EXTRACTED DATA
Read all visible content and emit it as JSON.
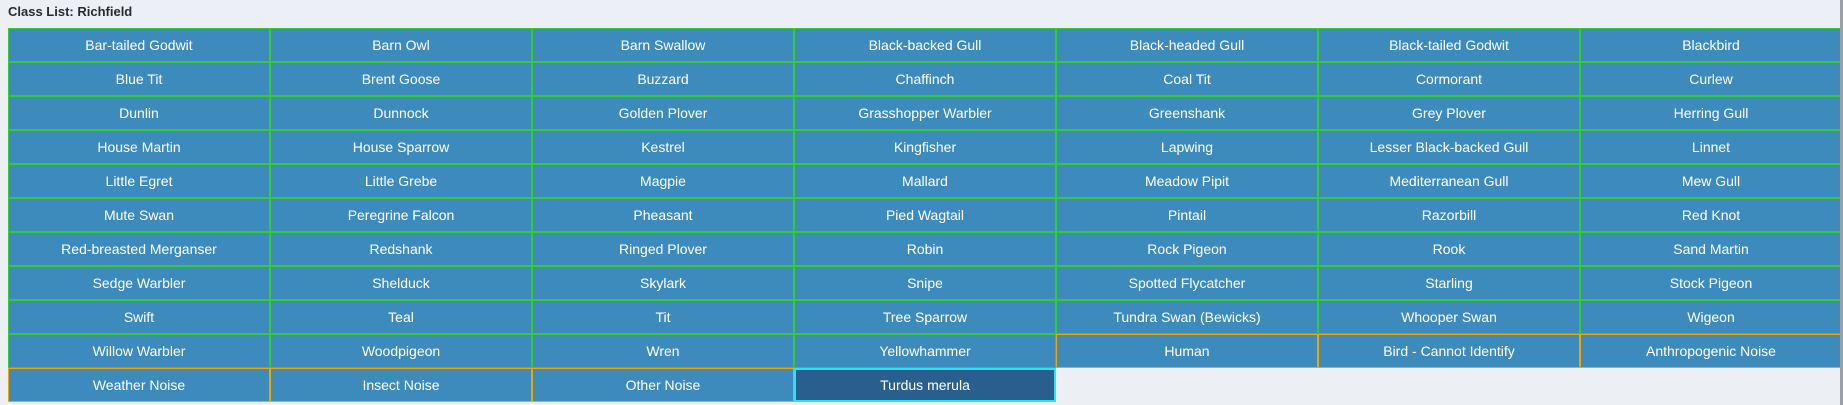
{
  "title": "Class List: Richfield",
  "colors": {
    "cell_bg": "#3d8bbd",
    "species_border": "#33cc33",
    "other_border": "#f0a500",
    "selected_bg": "#285f8f",
    "selected_border": "#33e0f0"
  },
  "classes": [
    {
      "label": "Bar-tailed Godwit",
      "kind": "species"
    },
    {
      "label": "Barn Owl",
      "kind": "species"
    },
    {
      "label": "Barn Swallow",
      "kind": "species"
    },
    {
      "label": "Black-backed Gull",
      "kind": "species"
    },
    {
      "label": "Black-headed Gull",
      "kind": "species"
    },
    {
      "label": "Black-tailed Godwit",
      "kind": "species"
    },
    {
      "label": "Blackbird",
      "kind": "species"
    },
    {
      "label": "Blue Tit",
      "kind": "species"
    },
    {
      "label": "Brent Goose",
      "kind": "species"
    },
    {
      "label": "Buzzard",
      "kind": "species"
    },
    {
      "label": "Chaffinch",
      "kind": "species"
    },
    {
      "label": "Coal Tit",
      "kind": "species"
    },
    {
      "label": "Cormorant",
      "kind": "species"
    },
    {
      "label": "Curlew",
      "kind": "species"
    },
    {
      "label": "Dunlin",
      "kind": "species"
    },
    {
      "label": "Dunnock",
      "kind": "species"
    },
    {
      "label": "Golden Plover",
      "kind": "species"
    },
    {
      "label": "Grasshopper Warbler",
      "kind": "species"
    },
    {
      "label": "Greenshank",
      "kind": "species"
    },
    {
      "label": "Grey Plover",
      "kind": "species"
    },
    {
      "label": "Herring Gull",
      "kind": "species"
    },
    {
      "label": "House Martin",
      "kind": "species"
    },
    {
      "label": "House Sparrow",
      "kind": "species"
    },
    {
      "label": "Kestrel",
      "kind": "species"
    },
    {
      "label": "Kingfisher",
      "kind": "species"
    },
    {
      "label": "Lapwing",
      "kind": "species"
    },
    {
      "label": "Lesser Black-backed Gull",
      "kind": "species"
    },
    {
      "label": "Linnet",
      "kind": "species"
    },
    {
      "label": "Little Egret",
      "kind": "species"
    },
    {
      "label": "Little Grebe",
      "kind": "species"
    },
    {
      "label": "Magpie",
      "kind": "species"
    },
    {
      "label": "Mallard",
      "kind": "species"
    },
    {
      "label": "Meadow Pipit",
      "kind": "species"
    },
    {
      "label": "Mediterranean Gull",
      "kind": "species"
    },
    {
      "label": "Mew Gull",
      "kind": "species"
    },
    {
      "label": "Mute Swan",
      "kind": "species"
    },
    {
      "label": "Peregrine Falcon",
      "kind": "species"
    },
    {
      "label": "Pheasant",
      "kind": "species"
    },
    {
      "label": "Pied Wagtail",
      "kind": "species"
    },
    {
      "label": "Pintail",
      "kind": "species"
    },
    {
      "label": "Razorbill",
      "kind": "species"
    },
    {
      "label": "Red Knot",
      "kind": "species"
    },
    {
      "label": "Red-breasted Merganser",
      "kind": "species"
    },
    {
      "label": "Redshank",
      "kind": "species"
    },
    {
      "label": "Ringed Plover",
      "kind": "species"
    },
    {
      "label": "Robin",
      "kind": "species"
    },
    {
      "label": "Rock Pigeon",
      "kind": "species"
    },
    {
      "label": "Rook",
      "kind": "species"
    },
    {
      "label": "Sand Martin",
      "kind": "species"
    },
    {
      "label": "Sedge Warbler",
      "kind": "species"
    },
    {
      "label": "Shelduck",
      "kind": "species"
    },
    {
      "label": "Skylark",
      "kind": "species"
    },
    {
      "label": "Snipe",
      "kind": "species"
    },
    {
      "label": "Spotted Flycatcher",
      "kind": "species"
    },
    {
      "label": "Starling",
      "kind": "species"
    },
    {
      "label": "Stock Pigeon",
      "kind": "species"
    },
    {
      "label": "Swift",
      "kind": "species"
    },
    {
      "label": "Teal",
      "kind": "species"
    },
    {
      "label": "Tit",
      "kind": "species"
    },
    {
      "label": "Tree Sparrow",
      "kind": "species"
    },
    {
      "label": "Tundra Swan (Bewicks)",
      "kind": "species"
    },
    {
      "label": "Whooper Swan",
      "kind": "species"
    },
    {
      "label": "Wigeon",
      "kind": "species"
    },
    {
      "label": "Willow Warbler",
      "kind": "species"
    },
    {
      "label": "Woodpigeon",
      "kind": "species"
    },
    {
      "label": "Wren",
      "kind": "species"
    },
    {
      "label": "Yellowhammer",
      "kind": "species"
    },
    {
      "label": "Human",
      "kind": "other"
    },
    {
      "label": "Bird - Cannot Identify",
      "kind": "other"
    },
    {
      "label": "Anthropogenic Noise",
      "kind": "other"
    },
    {
      "label": "Weather Noise",
      "kind": "other"
    },
    {
      "label": "Insect Noise",
      "kind": "other"
    },
    {
      "label": "Other Noise",
      "kind": "other"
    },
    {
      "label": "Turdus merula",
      "kind": "selected"
    }
  ]
}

TASK BRIEF
Using the data above, print every line exactly, omitting pictures.

SOLUTION BELOW
Read all visible content and emit it as JSON.
{
  "title": "Class List: Richfield",
  "colors": {
    "cell_bg": "#3d8bbd",
    "species_border": "#33cc33",
    "other_border": "#f0a500",
    "selected_bg": "#285f8f",
    "selected_border": "#33e0f0"
  },
  "classes": [
    {
      "label": "Bar-tailed Godwit",
      "kind": "species"
    },
    {
      "label": "Barn Owl",
      "kind": "species"
    },
    {
      "label": "Barn Swallow",
      "kind": "species"
    },
    {
      "label": "Black-backed Gull",
      "kind": "species"
    },
    {
      "label": "Black-headed Gull",
      "kind": "species"
    },
    {
      "label": "Black-tailed Godwit",
      "kind": "species"
    },
    {
      "label": "Blackbird",
      "kind": "species"
    },
    {
      "label": "Blue Tit",
      "kind": "species"
    },
    {
      "label": "Brent Goose",
      "kind": "species"
    },
    {
      "label": "Buzzard",
      "kind": "species"
    },
    {
      "label": "Chaffinch",
      "kind": "species"
    },
    {
      "label": "Coal Tit",
      "kind": "species"
    },
    {
      "label": "Cormorant",
      "kind": "species"
    },
    {
      "label": "Curlew",
      "kind": "species"
    },
    {
      "label": "Dunlin",
      "kind": "species"
    },
    {
      "label": "Dunnock",
      "kind": "species"
    },
    {
      "label": "Golden Plover",
      "kind": "species"
    },
    {
      "label": "Grasshopper Warbler",
      "kind": "species"
    },
    {
      "label": "Greenshank",
      "kind": "species"
    },
    {
      "label": "Grey Plover",
      "kind": "species"
    },
    {
      "label": "Herring Gull",
      "kind": "species"
    },
    {
      "label": "House Martin",
      "kind": "species"
    },
    {
      "label": "House Sparrow",
      "kind": "species"
    },
    {
      "label": "Kestrel",
      "kind": "species"
    },
    {
      "label": "Kingfisher",
      "kind": "species"
    },
    {
      "label": "Lapwing",
      "kind": "species"
    },
    {
      "label": "Lesser Black-backed Gull",
      "kind": "species"
    },
    {
      "label": "Linnet",
      "kind": "species"
    },
    {
      "label": "Little Egret",
      "kind": "species"
    },
    {
      "label": "Little Grebe",
      "kind": "species"
    },
    {
      "label": "Magpie",
      "kind": "species"
    },
    {
      "label": "Mallard",
      "kind": "species"
    },
    {
      "label": "Meadow Pipit",
      "kind": "species"
    },
    {
      "label": "Mediterranean Gull",
      "kind": "species"
    },
    {
      "label": "Mew Gull",
      "kind": "species"
    },
    {
      "label": "Mute Swan",
      "kind": "species"
    },
    {
      "label": "Peregrine Falcon",
      "kind": "species"
    },
    {
      "label": "Pheasant",
      "kind": "species"
    },
    {
      "label": "Pied Wagtail",
      "kind": "species"
    },
    {
      "label": "Pintail",
      "kind": "species"
    },
    {
      "label": "Razorbill",
      "kind": "species"
    },
    {
      "label": "Red Knot",
      "kind": "species"
    },
    {
      "label": "Red-breasted Merganser",
      "kind": "species"
    },
    {
      "label": "Redshank",
      "kind": "species"
    },
    {
      "label": "Ringed Plover",
      "kind": "species"
    },
    {
      "label": "Robin",
      "kind": "species"
    },
    {
      "label": "Rock Pigeon",
      "kind": "species"
    },
    {
      "label": "Rook",
      "kind": "species"
    },
    {
      "label": "Sand Martin",
      "kind": "species"
    },
    {
      "label": "Sedge Warbler",
      "kind": "species"
    },
    {
      "label": "Shelduck",
      "kind": "species"
    },
    {
      "label": "Skylark",
      "kind": "species"
    },
    {
      "label": "Snipe",
      "kind": "species"
    },
    {
      "label": "Spotted Flycatcher",
      "kind": "species"
    },
    {
      "label": "Starling",
      "kind": "species"
    },
    {
      "label": "Stock Pigeon",
      "kind": "species"
    },
    {
      "label": "Swift",
      "kind": "species"
    },
    {
      "label": "Teal",
      "kind": "species"
    },
    {
      "label": "Tit",
      "kind": "species"
    },
    {
      "label": "Tree Sparrow",
      "kind": "species"
    },
    {
      "label": "Tundra Swan (Bewicks)",
      "kind": "species"
    },
    {
      "label": "Whooper Swan",
      "kind": "species"
    },
    {
      "label": "Wigeon",
      "kind": "species"
    },
    {
      "label": "Willow Warbler",
      "kind": "species"
    },
    {
      "label": "Woodpigeon",
      "kind": "species"
    },
    {
      "label": "Wren",
      "kind": "species"
    },
    {
      "label": "Yellowhammer",
      "kind": "species"
    },
    {
      "label": "Human",
      "kind": "other"
    },
    {
      "label": "Bird - Cannot Identify",
      "kind": "other"
    },
    {
      "label": "Anthropogenic Noise",
      "kind": "other"
    },
    {
      "label": "Weather Noise",
      "kind": "other"
    },
    {
      "label": "Insect Noise",
      "kind": "other"
    },
    {
      "label": "Other Noise",
      "kind": "other"
    },
    {
      "label": "Turdus merula",
      "kind": "selected"
    }
  ]
}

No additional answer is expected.